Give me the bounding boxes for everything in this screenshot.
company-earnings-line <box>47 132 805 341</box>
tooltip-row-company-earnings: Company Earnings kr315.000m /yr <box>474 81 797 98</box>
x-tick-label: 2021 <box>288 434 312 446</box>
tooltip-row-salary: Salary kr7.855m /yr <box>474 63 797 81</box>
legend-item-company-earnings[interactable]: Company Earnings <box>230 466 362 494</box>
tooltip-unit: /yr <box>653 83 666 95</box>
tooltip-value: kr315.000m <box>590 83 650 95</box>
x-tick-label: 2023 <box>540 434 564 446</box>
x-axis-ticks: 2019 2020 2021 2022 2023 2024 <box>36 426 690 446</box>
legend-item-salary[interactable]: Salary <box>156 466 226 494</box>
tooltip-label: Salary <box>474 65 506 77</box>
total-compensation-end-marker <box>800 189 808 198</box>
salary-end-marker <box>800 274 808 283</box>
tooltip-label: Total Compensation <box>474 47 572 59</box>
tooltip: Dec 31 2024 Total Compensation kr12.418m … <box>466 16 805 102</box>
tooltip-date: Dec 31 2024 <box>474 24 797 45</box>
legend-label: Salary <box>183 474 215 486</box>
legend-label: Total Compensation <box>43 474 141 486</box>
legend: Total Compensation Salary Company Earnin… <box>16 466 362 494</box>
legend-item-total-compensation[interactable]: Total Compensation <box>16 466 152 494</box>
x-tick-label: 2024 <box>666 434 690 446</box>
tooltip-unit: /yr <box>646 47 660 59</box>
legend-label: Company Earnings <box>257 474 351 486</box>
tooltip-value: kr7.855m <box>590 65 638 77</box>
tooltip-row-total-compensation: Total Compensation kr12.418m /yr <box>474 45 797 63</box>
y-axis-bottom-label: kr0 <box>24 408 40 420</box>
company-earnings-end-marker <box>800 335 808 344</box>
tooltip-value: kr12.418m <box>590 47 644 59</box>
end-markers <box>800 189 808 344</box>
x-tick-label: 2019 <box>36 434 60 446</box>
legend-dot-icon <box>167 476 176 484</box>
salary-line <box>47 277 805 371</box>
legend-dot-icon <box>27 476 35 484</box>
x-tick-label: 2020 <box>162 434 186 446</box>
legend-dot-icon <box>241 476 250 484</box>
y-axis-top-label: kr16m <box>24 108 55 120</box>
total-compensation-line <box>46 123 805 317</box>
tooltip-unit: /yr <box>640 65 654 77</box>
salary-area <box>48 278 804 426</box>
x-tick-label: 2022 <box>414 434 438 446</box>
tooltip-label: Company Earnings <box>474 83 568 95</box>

____

Goal: Reproduce every line of the material above verbatim, in its original order.

Answer below:
Give me the bounding boxes for everything in this screenshot.
company-earnings-line <box>47 132 805 341</box>
tooltip-row-company-earnings: Company Earnings kr315.000m /yr <box>474 81 797 98</box>
x-tick-label: 2021 <box>288 434 312 446</box>
tooltip-row-salary: Salary kr7.855m /yr <box>474 63 797 81</box>
legend-item-company-earnings[interactable]: Company Earnings <box>230 466 362 494</box>
tooltip-unit: /yr <box>653 83 666 95</box>
tooltip-value: kr315.000m <box>590 83 650 95</box>
x-tick-label: 2023 <box>540 434 564 446</box>
x-axis-ticks: 2019 2020 2021 2022 2023 2024 <box>36 426 690 446</box>
legend-item-salary[interactable]: Salary <box>156 466 226 494</box>
tooltip-label: Salary <box>474 65 506 77</box>
total-compensation-end-marker <box>800 189 808 198</box>
salary-end-marker <box>800 274 808 283</box>
tooltip-label: Total Compensation <box>474 47 572 59</box>
tooltip: Dec 31 2024 Total Compensation kr12.418m … <box>466 16 805 102</box>
tooltip-date: Dec 31 2024 <box>474 24 797 45</box>
legend-label: Salary <box>183 474 215 486</box>
legend-label: Total Compensation <box>43 474 141 486</box>
legend: Total Compensation Salary Company Earnin… <box>16 466 362 494</box>
legend-item-total-compensation[interactable]: Total Compensation <box>16 466 152 494</box>
x-tick-label: 2024 <box>666 434 690 446</box>
tooltip-unit: /yr <box>646 47 660 59</box>
legend-label: Company Earnings <box>257 474 351 486</box>
tooltip-value: kr7.855m <box>590 65 638 77</box>
tooltip-row-total-compensation: Total Compensation kr12.418m /yr <box>474 45 797 63</box>
y-axis-bottom-label: kr0 <box>24 408 40 420</box>
company-earnings-end-marker <box>800 335 808 344</box>
tooltip-value: kr12.418m <box>590 47 644 59</box>
end-markers <box>800 189 808 344</box>
x-tick-label: 2019 <box>36 434 60 446</box>
legend-dot-icon <box>167 476 176 484</box>
salary-line <box>47 277 805 371</box>
legend-dot-icon <box>27 476 35 484</box>
x-tick-label: 2020 <box>162 434 186 446</box>
legend-dot-icon <box>241 476 250 484</box>
y-axis-top-label: kr16m <box>24 108 55 120</box>
total-compensation-line <box>46 123 805 317</box>
tooltip-unit: /yr <box>640 65 654 77</box>
salary-area <box>48 278 804 426</box>
x-tick-label: 2022 <box>414 434 438 446</box>
tooltip-label: Company Earnings <box>474 83 568 95</box>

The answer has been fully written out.